* What is required *
Go through the records below line by line. Count the lines with "Additive" and give the count alone.

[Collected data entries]
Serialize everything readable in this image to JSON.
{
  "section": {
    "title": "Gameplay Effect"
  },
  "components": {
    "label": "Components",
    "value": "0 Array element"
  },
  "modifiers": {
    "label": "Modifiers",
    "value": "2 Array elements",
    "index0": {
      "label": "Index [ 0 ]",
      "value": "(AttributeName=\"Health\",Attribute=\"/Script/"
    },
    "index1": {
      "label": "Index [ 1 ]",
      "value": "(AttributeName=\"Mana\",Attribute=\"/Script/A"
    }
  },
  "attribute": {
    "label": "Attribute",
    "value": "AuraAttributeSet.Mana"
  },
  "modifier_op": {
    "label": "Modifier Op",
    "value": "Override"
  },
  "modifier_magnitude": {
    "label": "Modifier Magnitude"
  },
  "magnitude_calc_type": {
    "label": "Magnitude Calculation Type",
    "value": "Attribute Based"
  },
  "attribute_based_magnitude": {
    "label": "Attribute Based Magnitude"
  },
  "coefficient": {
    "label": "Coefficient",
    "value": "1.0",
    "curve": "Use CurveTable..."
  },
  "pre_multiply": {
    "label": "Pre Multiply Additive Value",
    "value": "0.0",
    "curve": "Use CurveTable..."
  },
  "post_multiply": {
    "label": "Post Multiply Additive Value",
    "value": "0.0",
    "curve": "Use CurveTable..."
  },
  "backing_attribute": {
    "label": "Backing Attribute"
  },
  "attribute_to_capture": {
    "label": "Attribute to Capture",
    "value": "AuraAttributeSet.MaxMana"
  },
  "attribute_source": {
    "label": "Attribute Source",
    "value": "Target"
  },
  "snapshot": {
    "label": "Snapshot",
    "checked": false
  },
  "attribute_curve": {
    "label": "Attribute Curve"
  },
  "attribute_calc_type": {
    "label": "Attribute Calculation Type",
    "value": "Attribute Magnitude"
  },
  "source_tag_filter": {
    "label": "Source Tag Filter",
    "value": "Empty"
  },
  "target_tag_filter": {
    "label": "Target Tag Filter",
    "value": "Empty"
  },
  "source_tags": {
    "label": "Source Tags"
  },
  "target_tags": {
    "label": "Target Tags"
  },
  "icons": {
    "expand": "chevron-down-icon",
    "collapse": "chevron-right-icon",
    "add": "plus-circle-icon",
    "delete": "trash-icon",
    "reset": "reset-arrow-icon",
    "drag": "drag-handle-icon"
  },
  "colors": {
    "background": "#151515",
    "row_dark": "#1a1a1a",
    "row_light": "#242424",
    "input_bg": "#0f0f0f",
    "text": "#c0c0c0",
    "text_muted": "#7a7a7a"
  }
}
--
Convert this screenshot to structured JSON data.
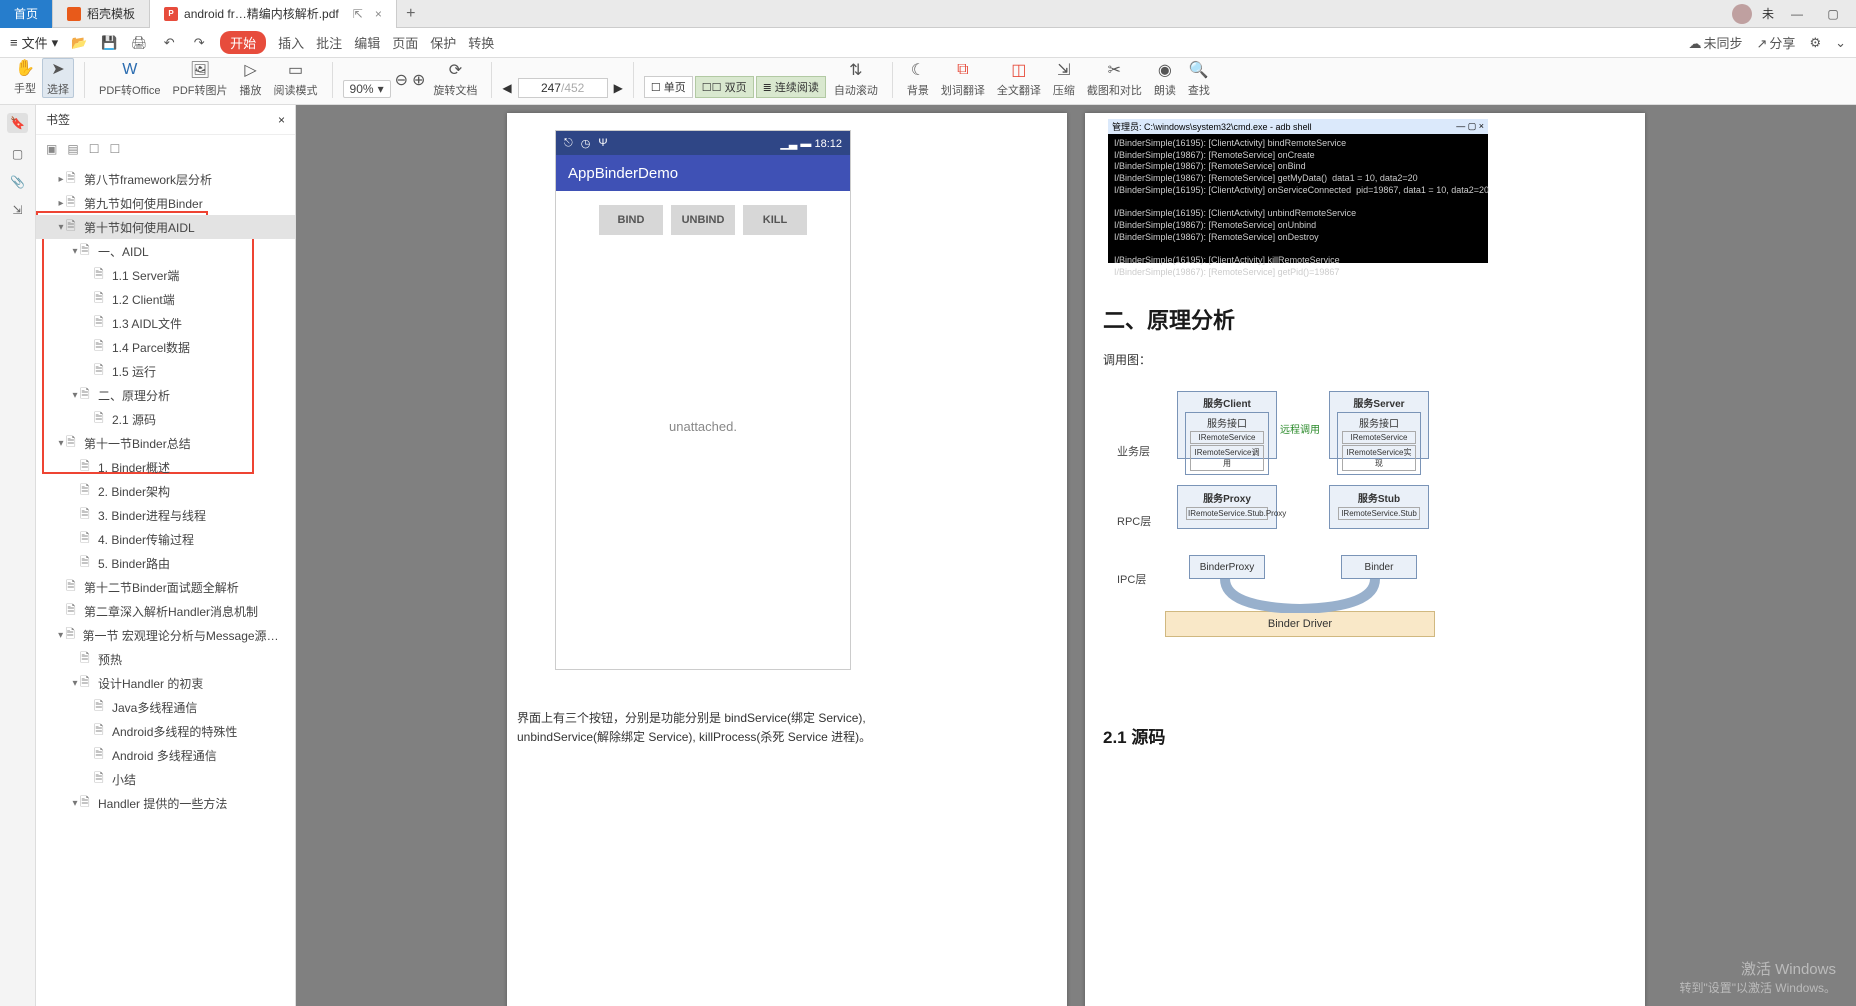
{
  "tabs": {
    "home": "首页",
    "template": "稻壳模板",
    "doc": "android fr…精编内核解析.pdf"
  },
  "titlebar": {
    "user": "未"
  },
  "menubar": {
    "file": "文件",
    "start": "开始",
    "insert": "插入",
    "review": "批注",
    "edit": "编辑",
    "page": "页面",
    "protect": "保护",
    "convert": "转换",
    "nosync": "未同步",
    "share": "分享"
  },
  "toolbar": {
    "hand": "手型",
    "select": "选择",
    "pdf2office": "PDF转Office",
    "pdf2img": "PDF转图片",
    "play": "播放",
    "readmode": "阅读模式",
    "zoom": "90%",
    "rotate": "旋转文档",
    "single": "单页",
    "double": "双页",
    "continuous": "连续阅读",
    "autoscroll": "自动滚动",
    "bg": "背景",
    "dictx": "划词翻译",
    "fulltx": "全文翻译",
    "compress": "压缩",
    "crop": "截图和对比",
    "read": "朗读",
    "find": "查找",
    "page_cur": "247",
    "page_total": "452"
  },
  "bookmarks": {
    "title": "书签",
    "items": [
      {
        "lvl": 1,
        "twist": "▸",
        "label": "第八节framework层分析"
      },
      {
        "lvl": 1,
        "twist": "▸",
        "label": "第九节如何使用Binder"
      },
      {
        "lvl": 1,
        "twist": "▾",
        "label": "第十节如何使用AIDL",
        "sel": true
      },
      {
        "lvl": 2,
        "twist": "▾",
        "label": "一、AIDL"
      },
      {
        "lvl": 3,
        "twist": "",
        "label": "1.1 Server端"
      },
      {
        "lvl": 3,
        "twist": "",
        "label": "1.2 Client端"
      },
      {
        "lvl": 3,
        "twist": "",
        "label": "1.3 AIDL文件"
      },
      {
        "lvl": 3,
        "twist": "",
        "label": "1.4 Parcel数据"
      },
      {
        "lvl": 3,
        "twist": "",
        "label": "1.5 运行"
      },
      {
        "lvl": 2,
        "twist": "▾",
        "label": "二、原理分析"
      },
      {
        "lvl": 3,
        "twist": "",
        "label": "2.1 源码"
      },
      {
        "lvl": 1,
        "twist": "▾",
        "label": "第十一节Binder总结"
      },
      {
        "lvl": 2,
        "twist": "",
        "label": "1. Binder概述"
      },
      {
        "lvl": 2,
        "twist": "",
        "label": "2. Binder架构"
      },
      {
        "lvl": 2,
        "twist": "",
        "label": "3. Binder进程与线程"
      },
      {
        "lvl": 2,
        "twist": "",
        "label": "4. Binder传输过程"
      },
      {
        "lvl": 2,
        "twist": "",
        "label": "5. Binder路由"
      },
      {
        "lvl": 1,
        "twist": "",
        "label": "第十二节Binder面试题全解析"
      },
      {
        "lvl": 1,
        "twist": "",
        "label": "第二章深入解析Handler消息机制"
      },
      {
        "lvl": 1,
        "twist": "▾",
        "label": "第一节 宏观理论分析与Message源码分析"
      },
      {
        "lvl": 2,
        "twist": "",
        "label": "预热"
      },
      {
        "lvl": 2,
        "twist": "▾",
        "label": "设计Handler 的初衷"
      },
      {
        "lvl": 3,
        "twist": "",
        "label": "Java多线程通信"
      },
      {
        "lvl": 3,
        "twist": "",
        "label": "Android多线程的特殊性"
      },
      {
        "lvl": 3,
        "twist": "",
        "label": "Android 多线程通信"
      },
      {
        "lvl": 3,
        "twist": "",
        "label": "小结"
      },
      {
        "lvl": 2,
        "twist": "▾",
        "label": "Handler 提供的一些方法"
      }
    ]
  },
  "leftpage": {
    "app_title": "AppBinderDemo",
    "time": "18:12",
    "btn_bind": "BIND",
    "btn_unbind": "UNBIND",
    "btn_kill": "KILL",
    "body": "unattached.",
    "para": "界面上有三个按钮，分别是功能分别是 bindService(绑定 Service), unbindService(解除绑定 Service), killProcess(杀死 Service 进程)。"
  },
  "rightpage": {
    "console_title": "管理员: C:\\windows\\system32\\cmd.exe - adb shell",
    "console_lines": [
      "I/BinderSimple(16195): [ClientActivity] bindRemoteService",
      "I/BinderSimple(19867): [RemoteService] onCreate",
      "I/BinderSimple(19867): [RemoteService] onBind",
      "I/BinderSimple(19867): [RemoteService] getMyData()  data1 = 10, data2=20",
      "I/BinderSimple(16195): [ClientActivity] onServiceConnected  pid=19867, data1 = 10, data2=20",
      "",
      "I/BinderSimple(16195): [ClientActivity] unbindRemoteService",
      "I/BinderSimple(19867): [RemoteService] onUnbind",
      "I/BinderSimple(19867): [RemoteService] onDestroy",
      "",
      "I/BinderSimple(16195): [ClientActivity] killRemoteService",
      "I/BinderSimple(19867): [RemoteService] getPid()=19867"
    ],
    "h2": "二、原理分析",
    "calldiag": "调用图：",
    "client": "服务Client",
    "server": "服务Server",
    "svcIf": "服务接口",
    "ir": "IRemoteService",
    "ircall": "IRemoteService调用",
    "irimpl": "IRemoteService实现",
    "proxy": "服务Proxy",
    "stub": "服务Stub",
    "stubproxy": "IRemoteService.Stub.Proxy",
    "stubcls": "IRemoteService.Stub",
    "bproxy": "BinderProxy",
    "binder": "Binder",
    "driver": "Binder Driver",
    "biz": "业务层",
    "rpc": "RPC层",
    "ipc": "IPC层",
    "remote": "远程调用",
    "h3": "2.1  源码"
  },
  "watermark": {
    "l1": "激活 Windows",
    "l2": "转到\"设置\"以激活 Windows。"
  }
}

* Reply *
2